### Collected data
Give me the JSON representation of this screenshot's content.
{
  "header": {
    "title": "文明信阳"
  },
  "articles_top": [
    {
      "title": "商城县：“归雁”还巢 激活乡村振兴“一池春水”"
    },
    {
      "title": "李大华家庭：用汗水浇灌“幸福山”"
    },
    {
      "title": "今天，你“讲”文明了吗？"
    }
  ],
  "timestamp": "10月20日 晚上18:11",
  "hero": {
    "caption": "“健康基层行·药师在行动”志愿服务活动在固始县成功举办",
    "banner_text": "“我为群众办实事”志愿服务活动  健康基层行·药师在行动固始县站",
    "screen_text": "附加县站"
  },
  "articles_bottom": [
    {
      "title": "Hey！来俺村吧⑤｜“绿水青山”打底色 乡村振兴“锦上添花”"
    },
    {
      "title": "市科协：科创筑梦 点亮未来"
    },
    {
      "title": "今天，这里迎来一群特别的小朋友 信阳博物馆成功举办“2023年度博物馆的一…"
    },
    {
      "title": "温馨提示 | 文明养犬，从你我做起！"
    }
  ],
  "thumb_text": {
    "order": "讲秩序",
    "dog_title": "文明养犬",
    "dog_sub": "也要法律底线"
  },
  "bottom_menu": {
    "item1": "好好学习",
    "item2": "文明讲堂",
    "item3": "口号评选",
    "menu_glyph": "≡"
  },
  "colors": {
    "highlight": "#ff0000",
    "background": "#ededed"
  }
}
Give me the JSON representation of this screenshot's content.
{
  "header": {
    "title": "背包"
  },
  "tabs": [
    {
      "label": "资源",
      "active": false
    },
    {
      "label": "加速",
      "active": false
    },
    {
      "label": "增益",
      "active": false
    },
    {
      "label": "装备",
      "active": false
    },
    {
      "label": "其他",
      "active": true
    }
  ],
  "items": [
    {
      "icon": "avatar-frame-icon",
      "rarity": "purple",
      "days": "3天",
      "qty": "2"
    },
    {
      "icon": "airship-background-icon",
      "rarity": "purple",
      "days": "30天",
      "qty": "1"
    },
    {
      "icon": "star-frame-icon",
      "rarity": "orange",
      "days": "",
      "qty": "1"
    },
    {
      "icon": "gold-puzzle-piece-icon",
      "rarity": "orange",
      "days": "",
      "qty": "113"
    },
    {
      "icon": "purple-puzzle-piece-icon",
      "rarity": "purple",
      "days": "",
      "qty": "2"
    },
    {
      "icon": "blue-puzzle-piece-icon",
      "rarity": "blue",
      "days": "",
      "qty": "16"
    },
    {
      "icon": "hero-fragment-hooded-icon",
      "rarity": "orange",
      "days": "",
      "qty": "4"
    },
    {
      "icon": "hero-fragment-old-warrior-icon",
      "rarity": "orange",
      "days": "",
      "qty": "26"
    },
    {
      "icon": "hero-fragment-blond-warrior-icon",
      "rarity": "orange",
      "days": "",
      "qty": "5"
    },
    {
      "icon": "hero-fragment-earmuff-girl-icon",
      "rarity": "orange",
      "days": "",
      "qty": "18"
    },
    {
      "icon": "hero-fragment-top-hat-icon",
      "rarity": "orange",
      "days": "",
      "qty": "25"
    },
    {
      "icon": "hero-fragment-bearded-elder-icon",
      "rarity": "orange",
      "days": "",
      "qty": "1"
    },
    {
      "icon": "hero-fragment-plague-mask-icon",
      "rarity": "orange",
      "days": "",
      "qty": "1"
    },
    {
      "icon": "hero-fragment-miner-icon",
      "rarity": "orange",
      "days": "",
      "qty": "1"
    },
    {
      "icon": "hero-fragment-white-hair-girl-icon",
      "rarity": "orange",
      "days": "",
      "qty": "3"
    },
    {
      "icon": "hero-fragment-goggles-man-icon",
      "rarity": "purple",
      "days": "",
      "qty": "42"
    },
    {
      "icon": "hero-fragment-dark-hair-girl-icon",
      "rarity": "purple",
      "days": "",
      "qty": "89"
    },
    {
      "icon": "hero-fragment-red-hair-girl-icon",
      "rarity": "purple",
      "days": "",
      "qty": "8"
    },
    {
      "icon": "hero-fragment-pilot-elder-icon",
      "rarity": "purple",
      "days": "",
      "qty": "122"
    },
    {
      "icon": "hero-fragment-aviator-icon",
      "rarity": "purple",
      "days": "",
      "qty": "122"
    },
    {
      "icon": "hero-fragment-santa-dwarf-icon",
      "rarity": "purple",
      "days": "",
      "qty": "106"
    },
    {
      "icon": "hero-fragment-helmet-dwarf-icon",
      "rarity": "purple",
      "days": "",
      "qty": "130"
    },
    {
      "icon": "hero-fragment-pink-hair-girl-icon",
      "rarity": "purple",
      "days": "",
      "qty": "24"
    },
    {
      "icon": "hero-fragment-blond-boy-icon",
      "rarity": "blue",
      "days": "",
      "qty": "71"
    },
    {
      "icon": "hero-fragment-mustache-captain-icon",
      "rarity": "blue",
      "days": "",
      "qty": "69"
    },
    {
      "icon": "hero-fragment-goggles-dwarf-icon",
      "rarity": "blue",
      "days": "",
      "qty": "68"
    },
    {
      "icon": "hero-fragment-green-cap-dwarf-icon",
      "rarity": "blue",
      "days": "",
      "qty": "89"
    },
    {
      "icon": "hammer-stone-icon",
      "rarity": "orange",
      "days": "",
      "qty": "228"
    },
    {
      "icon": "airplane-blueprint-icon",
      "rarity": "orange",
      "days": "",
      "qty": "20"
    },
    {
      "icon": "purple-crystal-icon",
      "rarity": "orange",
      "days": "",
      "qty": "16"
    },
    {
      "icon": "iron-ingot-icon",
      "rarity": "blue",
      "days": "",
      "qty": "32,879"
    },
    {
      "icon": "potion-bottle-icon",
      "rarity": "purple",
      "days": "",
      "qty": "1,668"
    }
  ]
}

### Task statement
Gather up every line from the listing above in which the word "piece" occurs.

### Full output
      "icon": "gold-puzzle-piece-icon",
      "icon": "purple-puzzle-piece-icon",
      "icon": "blue-puzzle-piece-icon",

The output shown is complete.